What you have to do: Which lines include the word "проекта"? Copy each of them.

-- start The records --

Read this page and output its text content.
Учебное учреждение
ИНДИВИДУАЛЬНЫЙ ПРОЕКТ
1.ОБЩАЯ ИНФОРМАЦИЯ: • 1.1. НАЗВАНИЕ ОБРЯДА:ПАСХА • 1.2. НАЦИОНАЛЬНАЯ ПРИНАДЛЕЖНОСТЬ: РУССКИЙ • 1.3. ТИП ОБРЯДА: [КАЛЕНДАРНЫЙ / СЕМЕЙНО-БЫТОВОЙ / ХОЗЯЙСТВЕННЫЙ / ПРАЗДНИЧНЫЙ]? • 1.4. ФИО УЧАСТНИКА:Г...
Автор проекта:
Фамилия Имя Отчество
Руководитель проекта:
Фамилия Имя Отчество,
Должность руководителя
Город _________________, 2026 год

-- end The records --
-- start The records --

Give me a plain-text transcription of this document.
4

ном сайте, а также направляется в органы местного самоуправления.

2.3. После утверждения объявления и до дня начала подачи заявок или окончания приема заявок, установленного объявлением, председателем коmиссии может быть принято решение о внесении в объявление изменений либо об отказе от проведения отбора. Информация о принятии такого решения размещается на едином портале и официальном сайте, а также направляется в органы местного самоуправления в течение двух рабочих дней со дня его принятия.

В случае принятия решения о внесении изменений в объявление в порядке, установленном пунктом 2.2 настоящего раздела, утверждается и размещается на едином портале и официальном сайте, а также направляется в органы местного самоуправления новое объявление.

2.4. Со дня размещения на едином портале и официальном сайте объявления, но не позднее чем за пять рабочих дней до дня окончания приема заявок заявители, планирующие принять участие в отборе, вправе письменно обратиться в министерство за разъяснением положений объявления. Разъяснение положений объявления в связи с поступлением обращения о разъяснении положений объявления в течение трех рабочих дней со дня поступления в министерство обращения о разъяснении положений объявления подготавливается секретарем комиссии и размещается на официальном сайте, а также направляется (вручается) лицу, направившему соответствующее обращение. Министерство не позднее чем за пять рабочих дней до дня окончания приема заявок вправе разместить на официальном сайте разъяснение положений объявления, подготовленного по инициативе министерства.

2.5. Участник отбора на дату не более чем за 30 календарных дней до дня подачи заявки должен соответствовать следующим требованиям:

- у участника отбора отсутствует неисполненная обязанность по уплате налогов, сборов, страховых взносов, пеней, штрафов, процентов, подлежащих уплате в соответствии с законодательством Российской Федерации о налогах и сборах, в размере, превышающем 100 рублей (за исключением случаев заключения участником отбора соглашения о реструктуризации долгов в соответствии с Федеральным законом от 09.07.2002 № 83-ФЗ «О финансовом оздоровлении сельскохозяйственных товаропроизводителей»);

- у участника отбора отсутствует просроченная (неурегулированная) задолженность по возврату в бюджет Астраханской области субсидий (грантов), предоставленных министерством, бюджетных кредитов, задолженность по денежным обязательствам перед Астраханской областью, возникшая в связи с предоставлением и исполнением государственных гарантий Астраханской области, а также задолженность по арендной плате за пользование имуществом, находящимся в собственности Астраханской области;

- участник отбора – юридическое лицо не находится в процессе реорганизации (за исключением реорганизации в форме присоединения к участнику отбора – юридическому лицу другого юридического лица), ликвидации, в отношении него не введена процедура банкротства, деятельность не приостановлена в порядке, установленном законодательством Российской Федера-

-- end The records --
-- start The records --

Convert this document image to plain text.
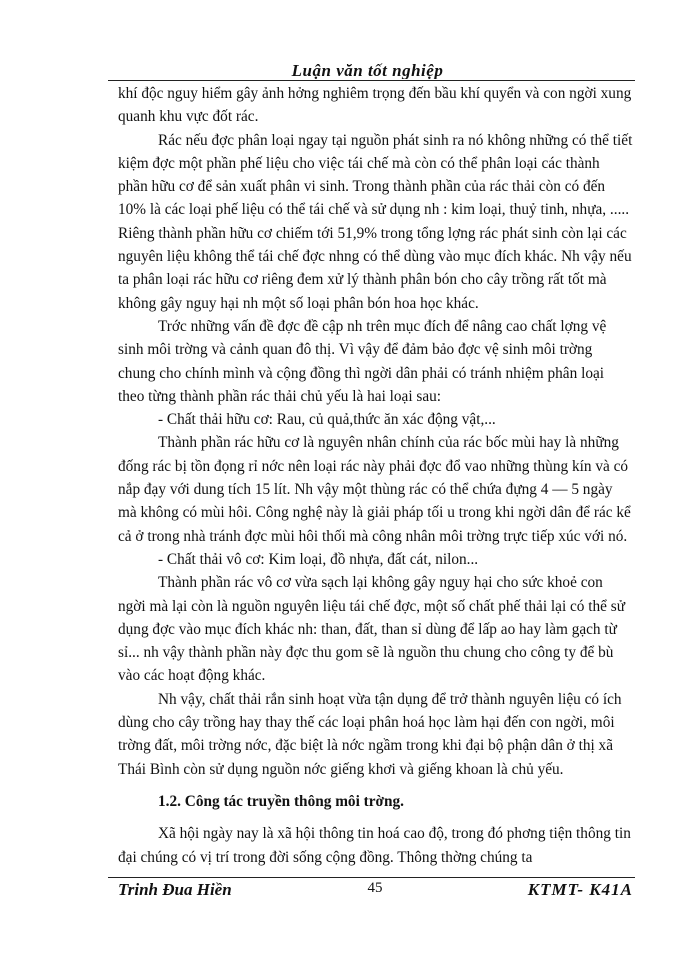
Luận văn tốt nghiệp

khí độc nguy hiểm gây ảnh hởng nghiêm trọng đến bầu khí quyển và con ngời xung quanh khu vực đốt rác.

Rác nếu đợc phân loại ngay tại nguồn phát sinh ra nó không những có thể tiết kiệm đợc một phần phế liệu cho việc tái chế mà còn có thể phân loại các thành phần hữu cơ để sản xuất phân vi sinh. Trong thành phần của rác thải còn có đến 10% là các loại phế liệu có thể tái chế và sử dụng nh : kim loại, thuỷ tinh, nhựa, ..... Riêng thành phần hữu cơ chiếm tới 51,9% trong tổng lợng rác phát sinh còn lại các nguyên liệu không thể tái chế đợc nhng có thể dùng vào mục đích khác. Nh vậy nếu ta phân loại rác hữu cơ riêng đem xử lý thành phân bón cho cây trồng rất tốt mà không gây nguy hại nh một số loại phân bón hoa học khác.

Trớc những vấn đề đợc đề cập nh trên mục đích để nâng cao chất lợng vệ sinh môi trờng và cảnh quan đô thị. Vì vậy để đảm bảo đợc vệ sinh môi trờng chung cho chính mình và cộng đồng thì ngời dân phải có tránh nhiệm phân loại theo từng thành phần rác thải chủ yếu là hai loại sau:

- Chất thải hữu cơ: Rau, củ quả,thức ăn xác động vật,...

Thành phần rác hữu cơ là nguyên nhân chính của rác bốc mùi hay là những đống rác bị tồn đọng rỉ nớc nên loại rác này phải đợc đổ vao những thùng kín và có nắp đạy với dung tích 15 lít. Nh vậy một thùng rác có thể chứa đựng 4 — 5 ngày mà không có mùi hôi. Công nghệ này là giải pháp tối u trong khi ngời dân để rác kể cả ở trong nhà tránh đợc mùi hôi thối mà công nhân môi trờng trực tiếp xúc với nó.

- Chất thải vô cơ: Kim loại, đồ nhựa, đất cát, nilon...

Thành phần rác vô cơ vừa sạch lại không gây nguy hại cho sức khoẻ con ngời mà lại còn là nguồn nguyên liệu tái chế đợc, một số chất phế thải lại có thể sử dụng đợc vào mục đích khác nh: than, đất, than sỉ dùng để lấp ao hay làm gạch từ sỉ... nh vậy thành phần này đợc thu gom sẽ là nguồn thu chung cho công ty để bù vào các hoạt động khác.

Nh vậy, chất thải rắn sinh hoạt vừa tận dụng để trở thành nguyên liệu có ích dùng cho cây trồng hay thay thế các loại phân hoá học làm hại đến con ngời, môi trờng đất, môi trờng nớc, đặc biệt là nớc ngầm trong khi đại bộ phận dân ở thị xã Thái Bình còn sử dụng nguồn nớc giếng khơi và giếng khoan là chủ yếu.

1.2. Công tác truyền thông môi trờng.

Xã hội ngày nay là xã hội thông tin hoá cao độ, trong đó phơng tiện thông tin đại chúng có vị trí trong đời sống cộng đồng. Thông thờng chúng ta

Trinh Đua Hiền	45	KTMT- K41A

-- end The records --

Result below:
Автор проекта:
Руководитель проекта:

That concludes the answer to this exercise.